Please copy the records below word for word, leaving out the pictures.

== Segment start ==

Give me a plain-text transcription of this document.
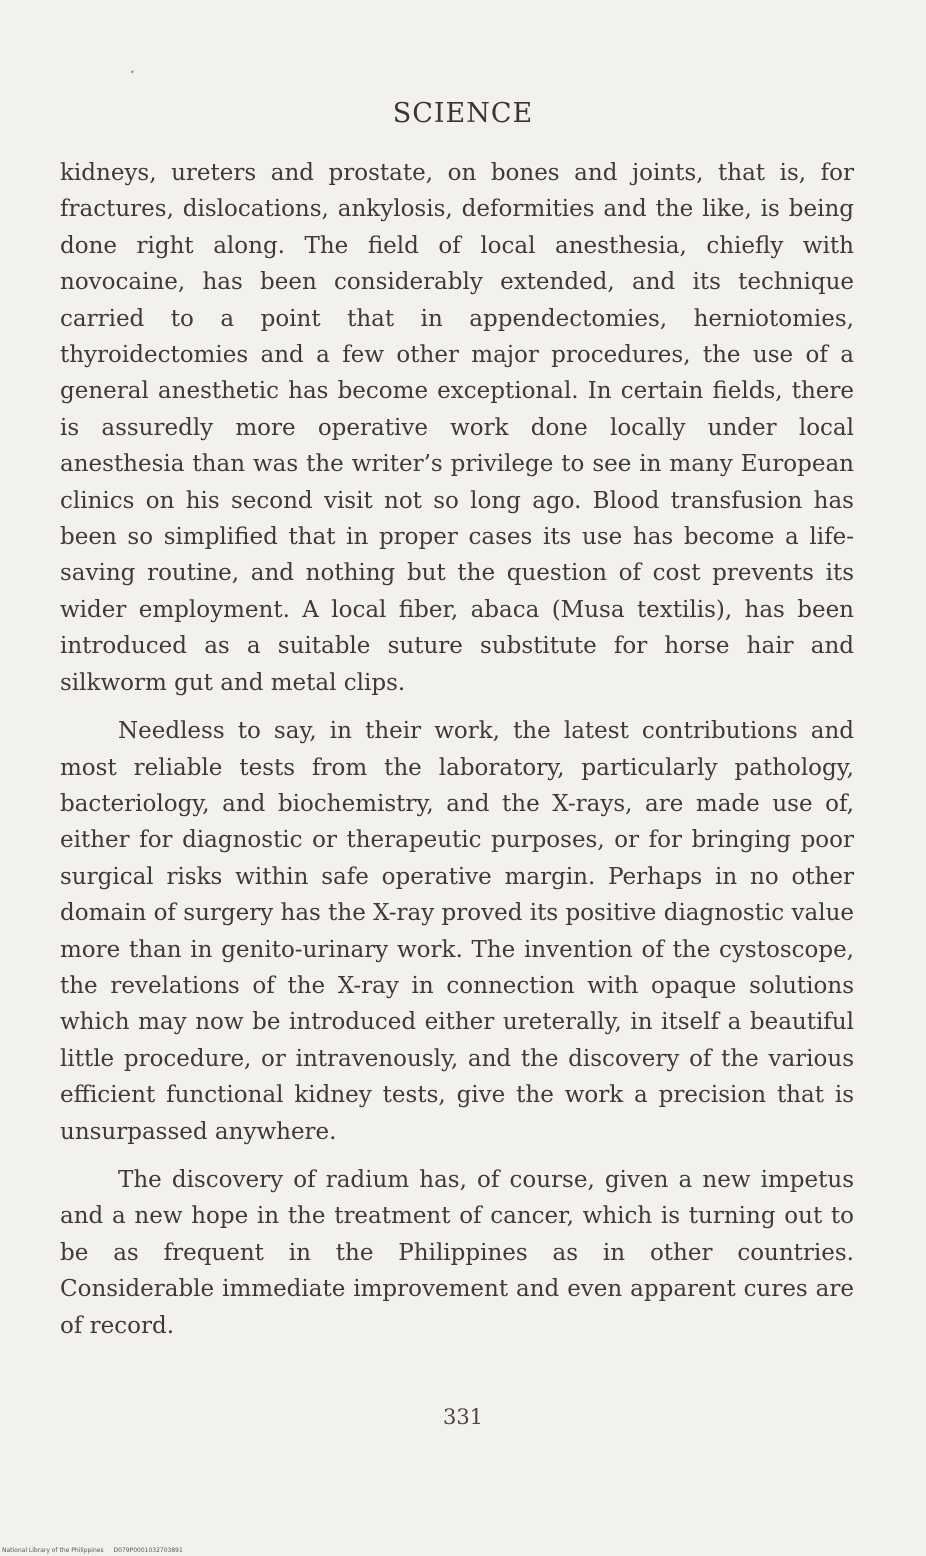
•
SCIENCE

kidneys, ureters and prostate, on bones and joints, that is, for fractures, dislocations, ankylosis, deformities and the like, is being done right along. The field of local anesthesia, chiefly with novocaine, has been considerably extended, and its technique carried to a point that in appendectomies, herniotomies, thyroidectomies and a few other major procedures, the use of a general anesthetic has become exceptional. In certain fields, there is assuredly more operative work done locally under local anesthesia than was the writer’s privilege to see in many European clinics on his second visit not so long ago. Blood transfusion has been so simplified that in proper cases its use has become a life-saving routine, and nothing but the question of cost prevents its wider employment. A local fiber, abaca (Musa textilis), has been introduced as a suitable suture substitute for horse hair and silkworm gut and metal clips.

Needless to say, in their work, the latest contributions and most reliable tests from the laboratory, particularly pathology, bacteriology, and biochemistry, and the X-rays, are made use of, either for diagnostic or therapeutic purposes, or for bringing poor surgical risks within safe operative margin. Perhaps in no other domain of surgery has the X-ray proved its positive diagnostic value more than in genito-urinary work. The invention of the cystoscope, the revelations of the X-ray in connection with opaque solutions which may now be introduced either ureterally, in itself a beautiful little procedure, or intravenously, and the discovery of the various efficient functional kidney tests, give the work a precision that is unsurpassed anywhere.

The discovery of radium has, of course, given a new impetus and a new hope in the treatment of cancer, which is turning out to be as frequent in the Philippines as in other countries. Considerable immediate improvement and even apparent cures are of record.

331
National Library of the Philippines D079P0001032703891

== Segment end ==

■ OUTPUT OF THE EXERCISE
Give me a plain-text transcription of this document.
•
SCIENCE

kidneys, ureters and prostate, on bones and joints, that is, for fractures, dislocations, ankylosis, deformities and the like, is being done right along. The field of local anesthesia, chiefly with novocaine, has been considerably extended, and its technique carried to a point that in appendectomies, herniotomies, thyroidectomies and a few other major procedures, the use of a general anesthetic has become exceptional. In certain fields, there is assuredly more operative work done locally under local anesthesia than was the writer’s privilege to see in many European clinics on his second visit not so long ago. Blood transfusion has been so simplified that in proper cases its use has become a life-saving routine, and nothing but the question of cost prevents its wider employment. A local fiber, abaca (Musa textilis), has been introduced as a suitable suture substitute for horse hair and silkworm gut and metal clips.

Needless to say, in their work, the latest contributions and most reliable tests from the laboratory, particularly pathology, bacteriology, and biochemistry, and the X-rays, are made use of, either for diagnostic or therapeutic purposes, or for bringing poor surgical risks within safe operative margin. Perhaps in no other domain of surgery has the X-ray proved its positive diagnostic value more than in genito-urinary work. The invention of the cystoscope, the revelations of the X-ray in connection with opaque solutions which may now be introduced either ureterally, in itself a beautiful little procedure, or intravenously, and the discovery of the various efficient functional kidney tests, give the work a precision that is unsurpassed anywhere.

The discovery of radium has, of course, given a new impetus and a new hope in the treatment of cancer, which is turning out to be as frequent in the Philippines as in other countries. Considerable immediate improvement and even apparent cures are of record.

331
National Library of the Philippines D079P0001032703891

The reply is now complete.